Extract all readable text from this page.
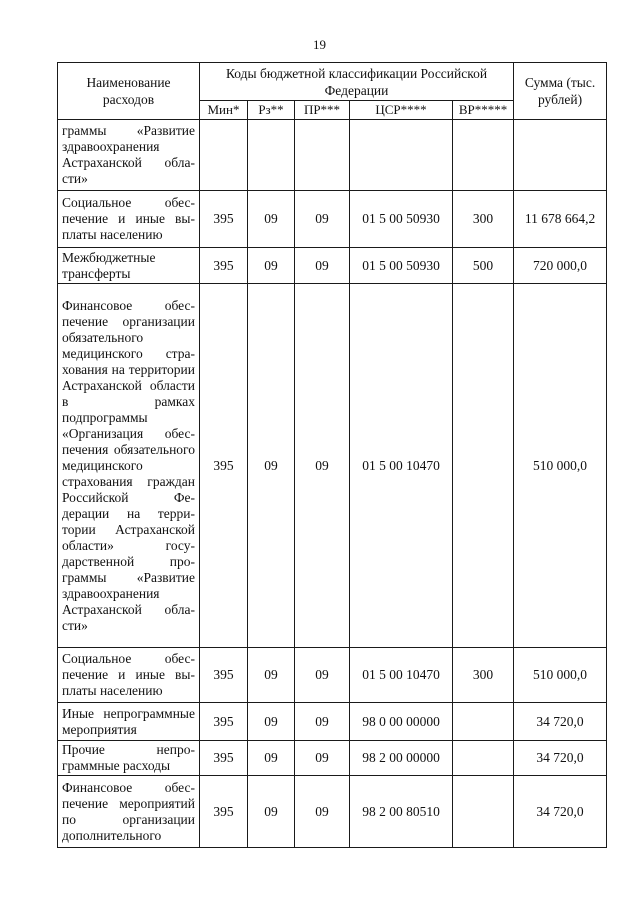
19
Наименование расходов	Коды бюджетной классификации Российской Федерации					Сумма (тыс. рублей)
	Мин*	Рз**	ПР***	ЦСР****	ВР*****	
граммы «Развитие здравоохранения Астраханской области»						
Социальное обеспечение и иные выплаты населению	395	09	09	01 5 00 50930	300	11 678 664,2
Межбюджетные трансферты	395	09	09	01 5 00 50930	500	720 000,0
Финансовое обеспечение организации обязательного медицинского страхования на территории Астраханской области в рамках подпрограммы «Организация обеспечения обязательного медицинского страхования граждан Российской Федерации на территории Астраханской области» государственной программы «Развитие здравоохранения Астраханской области»	395	09	09	01 5 00 10470		510 000,0
Социальное обеспечение и иные выплаты населению	395	09	09	01 5 00 10470	300	510 000,0
Иные непрограммные мероприятия	395	09	09	98 0 00 00000		34 720,0
Прочие непрограммные расходы	395	09	09	98 2 00 00000		34 720,0
Финансовое обеспечение мероприятий по организации дополнительного	395	09	09	98 2 00 80510		34 720,0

◇ ◇ ◇ ◇ ◇ ◇ ◇

* Your objective: Leave out all images, then reproduce the entries above exactly.

* Exercise solution:
Extract all readable text from this page.
19
Наименование расходов	Коды бюджетной классификации Российской Федерации					Сумма (тыс. рублей)
	Мин*	Рз**	ПР***	ЦСР****	ВР*****	
граммы «Развитие здравоохранения Астраханской области»						
Социальное обеспечение и иные выплаты населению	395	09	09	01 5 00 50930	300	11 678 664,2
Межбюджетные трансферты	395	09	09	01 5 00 50930	500	720 000,0
Финансовое обеспечение организации обязательного медицинского страхования на территории Астраханской области в рамках подпрограммы «Организация обеспечения обязательного медицинского страхования граждан Российской Федерации на территории Астраханской области» государственной программы «Развитие здравоохранения Астраханской области»	395	09	09	01 5 00 10470		510 000,0
Социальное обеспечение и иные выплаты населению	395	09	09	01 5 00 10470	300	510 000,0
Иные непрограммные мероприятия	395	09	09	98 0 00 00000		34 720,0
Прочие непрограммные расходы	395	09	09	98 2 00 00000		34 720,0
Финансовое обеспечение мероприятий по организации дополнительного	395	09	09	98 2 00 80510		34 720,0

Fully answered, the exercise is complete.